▶ Job
Count every line that includes the string "values" in the entries that follow. Nothing besides the number is needed.

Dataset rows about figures
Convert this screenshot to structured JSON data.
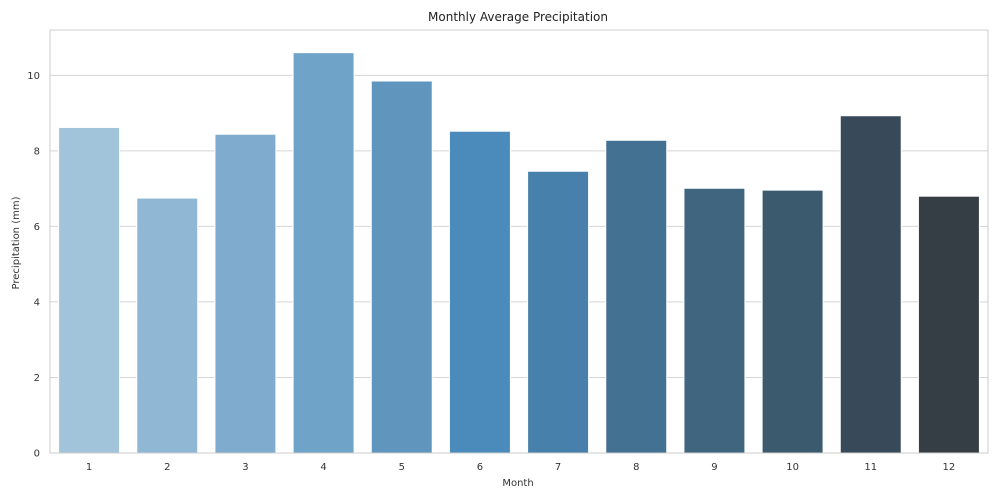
{
  "chart_data": {
    "type": "bar",
    "title": "Monthly Average Precipitation",
    "xlabel": "Month",
    "ylabel": "Precipitation (mm)",
    "categories": [
      "1",
      "2",
      "3",
      "4",
      "5",
      "6",
      "7",
      "8",
      "9",
      "10",
      "11",
      "12"
    ],
    "values": [
      8.62,
      6.75,
      8.44,
      10.6,
      9.85,
      8.52,
      7.46,
      8.28,
      7.01,
      6.96,
      8.93,
      6.8
    ],
    "ylim": [
      0,
      11.2
    ],
    "yticks": [
      0,
      2,
      4,
      6,
      8,
      10
    ],
    "grid": true,
    "legend": "none",
    "colors": [
      "#a1c4da",
      "#90b8d4",
      "#7facce",
      "#6fa3c8",
      "#6096bd",
      "#4b8bbc",
      "#4781ab",
      "#437191",
      "#40657e",
      "#3c5a6e",
      "#38495a",
      "#363e45"
    ]
  }
}
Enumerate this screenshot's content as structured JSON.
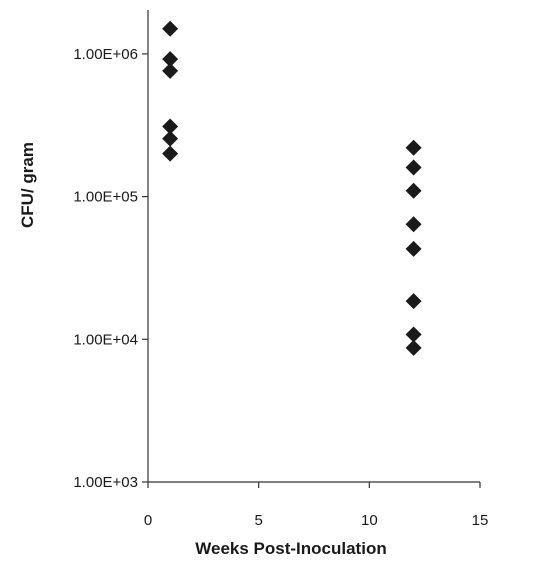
{
  "chart_data": {
    "type": "scatter",
    "title": "",
    "xlabel": "Weeks Post-Inoculation",
    "ylabel": "CFU/ gram",
    "xlim": [
      0,
      15
    ],
    "ylim": [
      1000,
      3000000
    ],
    "yscale": "log",
    "grid": false,
    "legend": "none",
    "marker": "diamond",
    "marker_color": "#1a1a1a",
    "x_ticks": [
      {
        "value": 0,
        "label": "0"
      },
      {
        "value": 5,
        "label": "5"
      },
      {
        "value": 10,
        "label": "10"
      },
      {
        "value": 15,
        "label": "15"
      }
    ],
    "y_ticks": [
      {
        "value": 1000,
        "label": "1.00E+03"
      },
      {
        "value": 10000,
        "label": "1.00E+04"
      },
      {
        "value": 100000,
        "label": "1.00E+05"
      },
      {
        "value": 1000000,
        "label": "1.00E+06"
      }
    ],
    "series": [
      {
        "points": [
          {
            "x": 1,
            "y": 1500000
          },
          {
            "x": 1,
            "y": 920000
          },
          {
            "x": 1,
            "y": 760000
          },
          {
            "x": 1,
            "y": 310000
          },
          {
            "x": 1,
            "y": 255000
          },
          {
            "x": 1,
            "y": 200000
          },
          {
            "x": 12,
            "y": 220000
          },
          {
            "x": 12,
            "y": 160000
          },
          {
            "x": 12,
            "y": 110000
          },
          {
            "x": 12,
            "y": 64000
          },
          {
            "x": 12,
            "y": 43000
          },
          {
            "x": 12,
            "y": 18500
          },
          {
            "x": 12,
            "y": 10800
          },
          {
            "x": 12,
            "y": 8700
          }
        ]
      }
    ]
  }
}
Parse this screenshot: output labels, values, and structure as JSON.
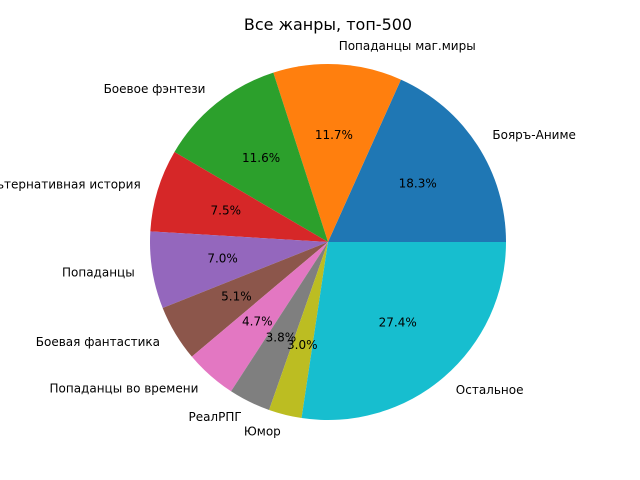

▶ Final result
2